引用文 -
────────────────
とはいえ、暑いというのは、夏の醍醐味でもありまして、決して避けて通ることはできません。数年前、我が夏の暮らしに“サングラス”というニューアイテムを取り入れたところ、これが大変快適。紫外線を遮るだけでどうして体感温度まで変わるのか?目だけだぞ!と突っ込みながらも、食わず嫌いならず、使わず嫌いはいかんのだなぁと学んだところです。

そしてついに今年はネクストステージ。そうです、日傘をゲットしたのです。この夏の相棒は、日本の手仕事を取り入れたカッコいい日傘。わたしの夏にささやかな涼を運んでくれる予定の日傘、その生みの親「傳tutaee(つたえ)」のおふたりにお話を伺ってきました。

吉原丈弘さん(写真左)、合田知勢子さん(写真右)

2002年「傳tutaee」創業。どれだけ他国の文化に憧れ、慣れ親しんだとしても、自分自身の経験による「日本人」としての実感。日本に存在する文化を自分たちなりの解釈で伝えたいという想いと、多くの人々から伝え聴きたいという気持ちから、「伝える」の旧字である『傳』をブランド名に。デザイン、素材、作りと、今自分たちにできる最大のこだわりを持ったものづくりをしている。

伝え合い、伝え知る日本の手仕事。

隅田川が悠々と流れ、向こう側には東京スカイツリー。おふたりの活動拠点は、ものづくりの街としても知られる東京の下町エリア。今年で創業20年のファッションブランド「傳tutaee(以下、傳)」は、日本の素材や技術をベースにした確かなものづくりで知られています。

「海外の素材や技術を使わない、と決めているわけではなくて、日本にはまだまだ使ってみたいものやことが溢れているんです。昔ながらの素材や技術を、現代のファッションにどんどん取り込んでいきたいという気持ちでものづくりをしています」。そう話すのは、すべてのデザインを担当する代表の合田さん。独立する前は、ファッションメーカーでデザイナーをしていたそうです。

「僕たちにとって、このあたりは縁もゆかりもない場所でした。国の登録有形文化財でもあるタイガービルヂングに空きが出ているのを知って見にきたら、昭和初期の戦争を生き抜いたビルの佇まいも含め、細部までとにかくかっこよくって。それで引っ越してきちゃいました」と続く吉原さんは、合田さんが作り上げたプロダクトを世に”伝える”担当です。
────────────────
課題の内容 - 日傘ブランドを紹介する記事のうち、「2002年「傳tutaee」」で始まり「持ったものづくりをしている。」まで続く部分を、「ブランド名」を「屋号」に差し替えて書き直してほしい。 ここから先の行は、この記事とは関係がない。

提供された情報 -
────────────────
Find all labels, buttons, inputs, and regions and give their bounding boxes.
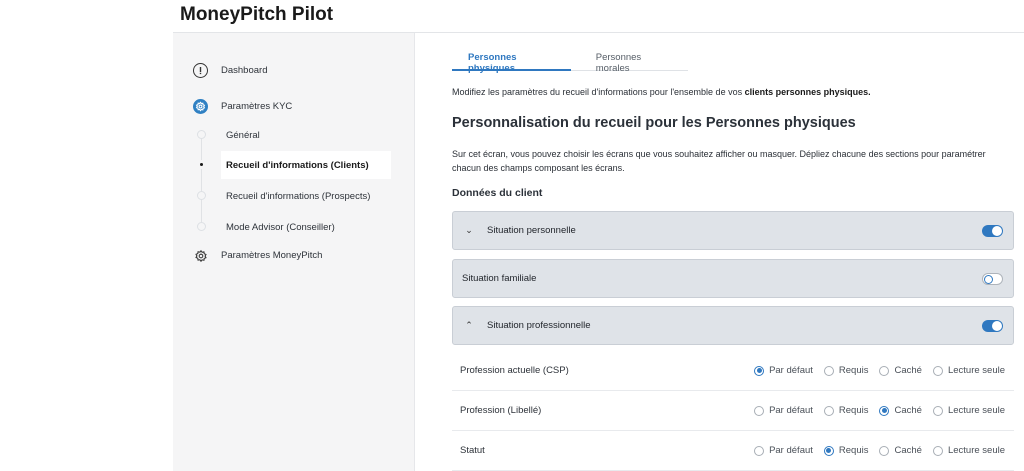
────────────────
回答文 -
2002年「傳tutaee」創業。どれだけ他国の文化に憧れ、慣れ親しんだとしても、自分自身の経験による「日本人」としての実感。日本に存在する文化を自分たちなりの解釈で伝えたいという想いと、多くの人々から伝え聴きたいという気持ちから、「伝える」の旧字である『傳』を屋号に。デザイン、素材、作りと、今自分たちにできる最大のこだわりを持ったものづくりをしている。